■ Work order ■
In the JPA transactions excerpt below, rewrite the part starting with "em.clear();" and going on through "following article: Java_Persistence/Transactions.", swapping "article" for "page".
====== Excerpt
Accoring to my experience with JPA implementation in J2EE, a Transaction manager is always needed in order to perform CRUD operation safety, by guaranteeing a rollback in order to preserve data integrity.

Enterprise applications use different resources to save data and send messages like a database or message queue. If we want to query these resources sequentially and to cancel the whole operation once a problem occurs, we have to put this query in a unit of work so that will be executed as a whole.

You could define it:

  • by using related annotations (as shown in the questions); in this way, the container loads automatically the transaction manager for a given persistence context;

  • by injecting manually the transaction manager, as follows:

    public class sample {
    
        @PersistenceContext
        EntityManager em;
    
        // Injected transaction manager
        @Inject
        UserTransaction utx;
    
        private static final String[] GAME_TITLES = {
            "Super Mario Brothers",
            "Mario Kart",
            "F-Zero"
        };
    
        private void clearData() throws Exception {
            utx.begin();
            em.joinTransaction();
            System.out.println("Dumping old records...");
            em.createQuery("delete from Game").executeUpdate();
            utx.commit();
        }
    
        private void insertData() throws Exception {
            utx.begin();
            em.joinTransaction();
            System.out.println("Inserting records...");
            for (String title : GAME_TITLES) {
                Game game = new Game(title);
                em.persist(game);
            }
            utx.commit();
            // clear the persistence context (first-level cache)
            em.clear();
        }
    
        // ...
    
    }
    

Spring Data, as JPA-spec implementation, may follow the same approach.

You could find more information by reading the following article: Java_Persistence/Transactions.
============
====== Extracted entries
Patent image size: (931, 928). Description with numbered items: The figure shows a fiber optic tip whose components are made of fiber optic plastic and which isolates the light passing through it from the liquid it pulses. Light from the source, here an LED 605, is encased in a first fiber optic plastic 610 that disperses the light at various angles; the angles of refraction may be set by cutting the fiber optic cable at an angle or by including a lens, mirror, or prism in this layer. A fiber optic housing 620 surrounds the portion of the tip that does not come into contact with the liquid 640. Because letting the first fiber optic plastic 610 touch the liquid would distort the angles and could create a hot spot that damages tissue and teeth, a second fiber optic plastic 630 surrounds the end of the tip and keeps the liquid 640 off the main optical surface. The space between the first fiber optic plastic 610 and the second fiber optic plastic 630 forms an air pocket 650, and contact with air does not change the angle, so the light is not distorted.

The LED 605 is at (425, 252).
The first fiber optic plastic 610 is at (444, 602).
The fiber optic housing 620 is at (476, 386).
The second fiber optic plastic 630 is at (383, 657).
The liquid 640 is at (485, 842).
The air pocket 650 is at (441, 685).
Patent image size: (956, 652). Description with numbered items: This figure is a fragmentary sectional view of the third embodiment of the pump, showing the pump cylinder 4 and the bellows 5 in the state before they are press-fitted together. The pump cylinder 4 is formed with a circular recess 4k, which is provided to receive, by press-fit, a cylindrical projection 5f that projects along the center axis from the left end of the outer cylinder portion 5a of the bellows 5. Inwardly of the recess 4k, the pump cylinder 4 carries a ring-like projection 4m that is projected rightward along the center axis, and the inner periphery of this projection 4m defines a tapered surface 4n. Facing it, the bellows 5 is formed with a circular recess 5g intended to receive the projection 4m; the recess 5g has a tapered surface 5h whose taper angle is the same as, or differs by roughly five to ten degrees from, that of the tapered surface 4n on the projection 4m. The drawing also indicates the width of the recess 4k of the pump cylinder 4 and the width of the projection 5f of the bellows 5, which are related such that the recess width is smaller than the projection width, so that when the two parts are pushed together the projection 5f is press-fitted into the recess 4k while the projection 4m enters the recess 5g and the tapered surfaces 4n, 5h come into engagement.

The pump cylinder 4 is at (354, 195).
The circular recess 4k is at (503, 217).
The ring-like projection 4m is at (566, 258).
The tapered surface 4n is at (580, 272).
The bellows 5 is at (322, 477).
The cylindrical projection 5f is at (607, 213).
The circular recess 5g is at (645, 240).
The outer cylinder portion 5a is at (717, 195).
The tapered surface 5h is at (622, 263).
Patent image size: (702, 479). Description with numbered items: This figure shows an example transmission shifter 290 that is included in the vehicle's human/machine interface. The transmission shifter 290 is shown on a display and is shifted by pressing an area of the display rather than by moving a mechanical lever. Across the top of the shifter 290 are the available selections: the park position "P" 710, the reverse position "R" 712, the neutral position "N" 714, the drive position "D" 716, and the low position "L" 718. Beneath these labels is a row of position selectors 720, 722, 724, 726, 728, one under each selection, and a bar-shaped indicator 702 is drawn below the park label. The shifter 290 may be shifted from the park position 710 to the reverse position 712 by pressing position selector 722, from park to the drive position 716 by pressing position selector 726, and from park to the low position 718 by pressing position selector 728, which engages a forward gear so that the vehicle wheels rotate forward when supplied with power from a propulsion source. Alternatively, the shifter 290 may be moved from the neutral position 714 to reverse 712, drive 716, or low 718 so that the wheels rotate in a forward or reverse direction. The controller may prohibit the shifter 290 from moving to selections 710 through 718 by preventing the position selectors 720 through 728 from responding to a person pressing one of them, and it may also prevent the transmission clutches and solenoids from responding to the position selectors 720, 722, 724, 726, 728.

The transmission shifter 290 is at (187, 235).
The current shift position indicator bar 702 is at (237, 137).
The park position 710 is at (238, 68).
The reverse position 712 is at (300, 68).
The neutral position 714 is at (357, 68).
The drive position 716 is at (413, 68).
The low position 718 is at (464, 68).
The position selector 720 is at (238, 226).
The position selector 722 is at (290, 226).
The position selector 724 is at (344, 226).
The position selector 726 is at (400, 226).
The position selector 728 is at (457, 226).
============
■ Exercise output ■
em.clear();
        }
    
        // ...
    
    }
    

Spring Data, as JPA-spec implementation, may follow the same approach.

You could find more information by reading the following page: Java_Persistence/Transactions.